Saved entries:
** BEGIN **
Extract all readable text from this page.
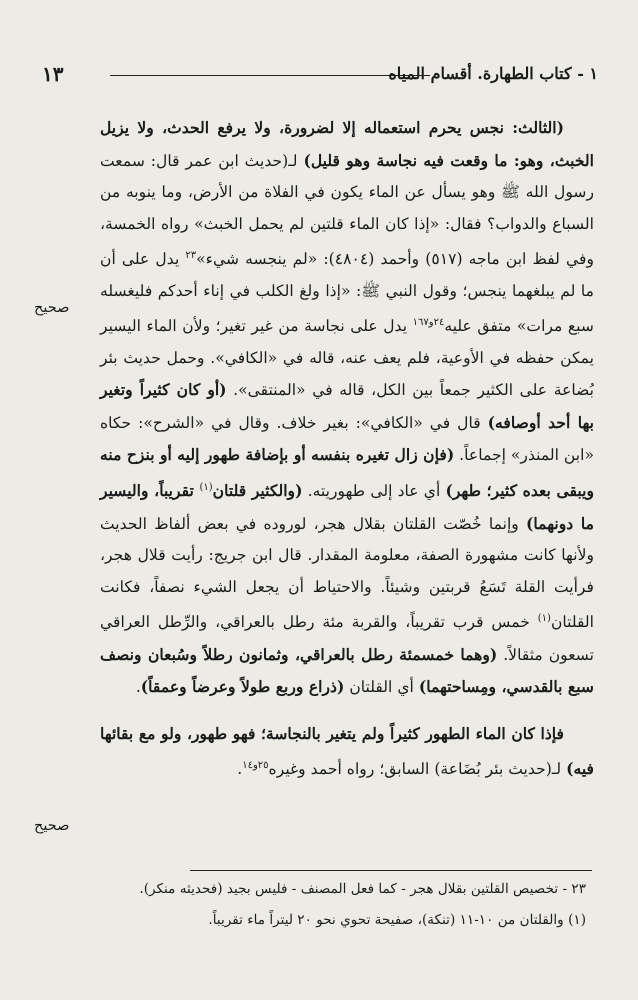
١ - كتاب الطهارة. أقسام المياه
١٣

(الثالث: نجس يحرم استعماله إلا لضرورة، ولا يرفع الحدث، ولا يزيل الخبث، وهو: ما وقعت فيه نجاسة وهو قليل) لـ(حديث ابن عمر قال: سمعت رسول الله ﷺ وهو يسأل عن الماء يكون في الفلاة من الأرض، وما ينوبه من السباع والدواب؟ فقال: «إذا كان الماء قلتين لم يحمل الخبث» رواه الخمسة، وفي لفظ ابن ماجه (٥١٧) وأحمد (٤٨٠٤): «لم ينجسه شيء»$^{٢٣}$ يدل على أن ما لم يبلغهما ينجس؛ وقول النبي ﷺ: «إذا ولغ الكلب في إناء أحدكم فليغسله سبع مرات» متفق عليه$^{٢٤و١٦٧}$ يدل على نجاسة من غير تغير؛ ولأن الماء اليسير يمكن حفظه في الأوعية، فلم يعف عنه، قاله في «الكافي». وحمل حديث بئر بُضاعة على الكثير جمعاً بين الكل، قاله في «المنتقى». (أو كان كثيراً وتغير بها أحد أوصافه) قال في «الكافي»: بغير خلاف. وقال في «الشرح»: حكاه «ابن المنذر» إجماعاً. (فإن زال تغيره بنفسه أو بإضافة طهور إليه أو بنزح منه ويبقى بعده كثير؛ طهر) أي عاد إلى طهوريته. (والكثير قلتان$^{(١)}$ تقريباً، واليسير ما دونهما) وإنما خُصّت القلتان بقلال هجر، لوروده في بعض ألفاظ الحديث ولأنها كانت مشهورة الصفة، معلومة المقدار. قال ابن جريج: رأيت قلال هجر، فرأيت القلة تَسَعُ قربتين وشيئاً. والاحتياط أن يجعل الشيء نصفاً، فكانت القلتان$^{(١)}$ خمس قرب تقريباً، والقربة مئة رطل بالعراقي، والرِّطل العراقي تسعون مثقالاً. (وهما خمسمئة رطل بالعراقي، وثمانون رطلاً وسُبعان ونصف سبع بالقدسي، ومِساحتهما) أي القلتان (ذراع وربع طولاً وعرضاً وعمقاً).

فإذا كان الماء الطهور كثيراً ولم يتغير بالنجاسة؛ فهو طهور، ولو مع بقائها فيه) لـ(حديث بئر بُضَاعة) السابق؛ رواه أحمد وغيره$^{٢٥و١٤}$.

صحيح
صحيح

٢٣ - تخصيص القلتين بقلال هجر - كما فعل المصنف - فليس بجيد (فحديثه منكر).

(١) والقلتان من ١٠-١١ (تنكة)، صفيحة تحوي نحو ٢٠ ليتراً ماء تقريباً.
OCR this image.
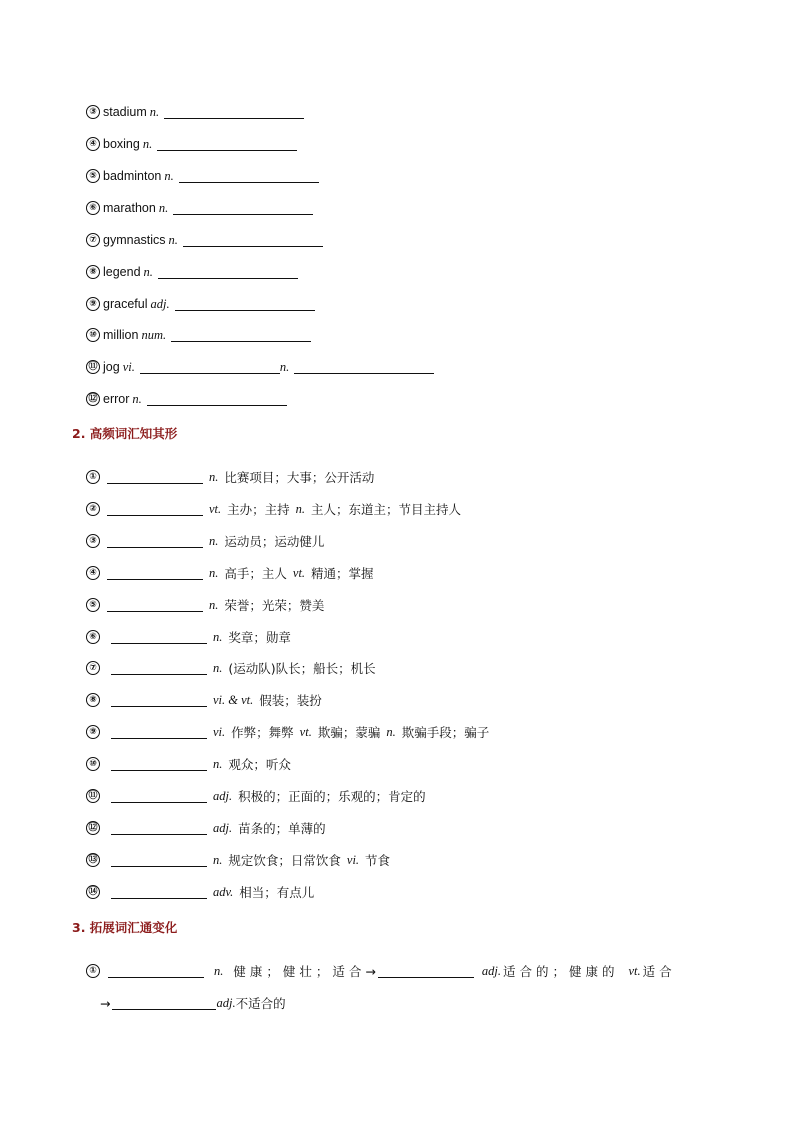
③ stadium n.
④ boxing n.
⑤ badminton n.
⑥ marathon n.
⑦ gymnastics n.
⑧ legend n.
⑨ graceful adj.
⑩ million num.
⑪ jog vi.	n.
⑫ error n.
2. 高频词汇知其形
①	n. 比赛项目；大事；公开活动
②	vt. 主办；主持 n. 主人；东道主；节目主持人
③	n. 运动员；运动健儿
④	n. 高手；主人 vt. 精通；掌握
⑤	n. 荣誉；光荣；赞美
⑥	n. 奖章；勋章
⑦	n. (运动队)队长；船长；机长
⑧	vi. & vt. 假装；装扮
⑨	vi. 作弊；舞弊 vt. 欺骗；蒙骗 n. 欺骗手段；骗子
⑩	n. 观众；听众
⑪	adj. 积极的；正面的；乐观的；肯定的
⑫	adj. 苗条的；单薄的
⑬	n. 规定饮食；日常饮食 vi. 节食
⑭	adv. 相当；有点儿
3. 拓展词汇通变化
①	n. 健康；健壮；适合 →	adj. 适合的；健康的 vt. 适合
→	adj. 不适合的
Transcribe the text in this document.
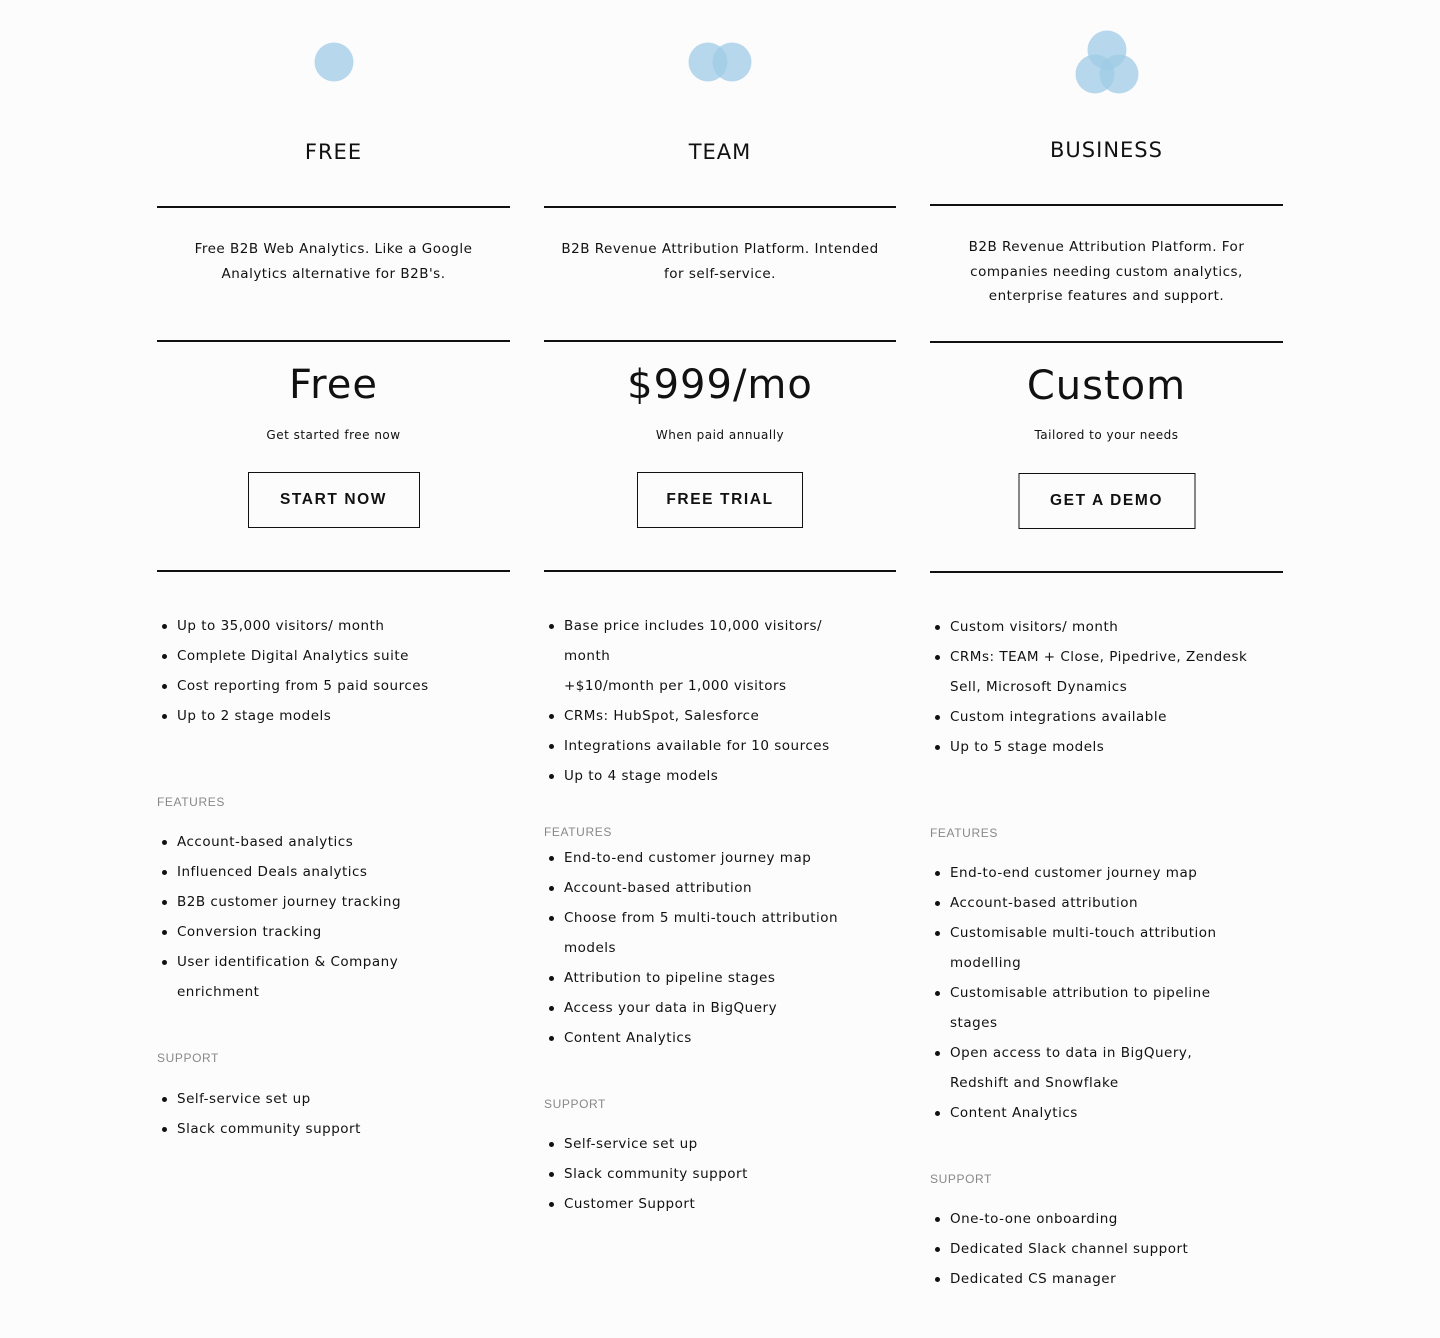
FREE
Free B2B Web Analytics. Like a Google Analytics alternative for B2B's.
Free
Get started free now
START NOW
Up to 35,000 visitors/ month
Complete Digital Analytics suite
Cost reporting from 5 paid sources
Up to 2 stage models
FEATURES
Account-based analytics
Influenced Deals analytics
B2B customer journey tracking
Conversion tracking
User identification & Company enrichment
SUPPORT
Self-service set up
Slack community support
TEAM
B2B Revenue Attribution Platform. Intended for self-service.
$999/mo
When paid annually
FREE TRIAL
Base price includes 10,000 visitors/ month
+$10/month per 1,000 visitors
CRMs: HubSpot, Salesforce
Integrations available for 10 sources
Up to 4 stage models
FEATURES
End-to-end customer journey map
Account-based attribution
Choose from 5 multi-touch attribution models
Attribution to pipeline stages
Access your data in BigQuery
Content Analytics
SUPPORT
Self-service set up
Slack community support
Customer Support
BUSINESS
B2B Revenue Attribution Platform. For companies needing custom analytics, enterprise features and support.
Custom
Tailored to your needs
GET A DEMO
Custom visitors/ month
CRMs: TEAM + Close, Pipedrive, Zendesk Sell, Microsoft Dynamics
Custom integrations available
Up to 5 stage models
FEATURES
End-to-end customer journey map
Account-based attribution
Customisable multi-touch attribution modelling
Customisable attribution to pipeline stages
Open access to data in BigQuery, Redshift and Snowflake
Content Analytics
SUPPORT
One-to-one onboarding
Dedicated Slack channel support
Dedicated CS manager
** END **
Goal:
Copy each line that holds the word "BigQuery".

Exercise answer:
Access your data in BigQuery
Open access to data in BigQuery, Redshift and Snowflake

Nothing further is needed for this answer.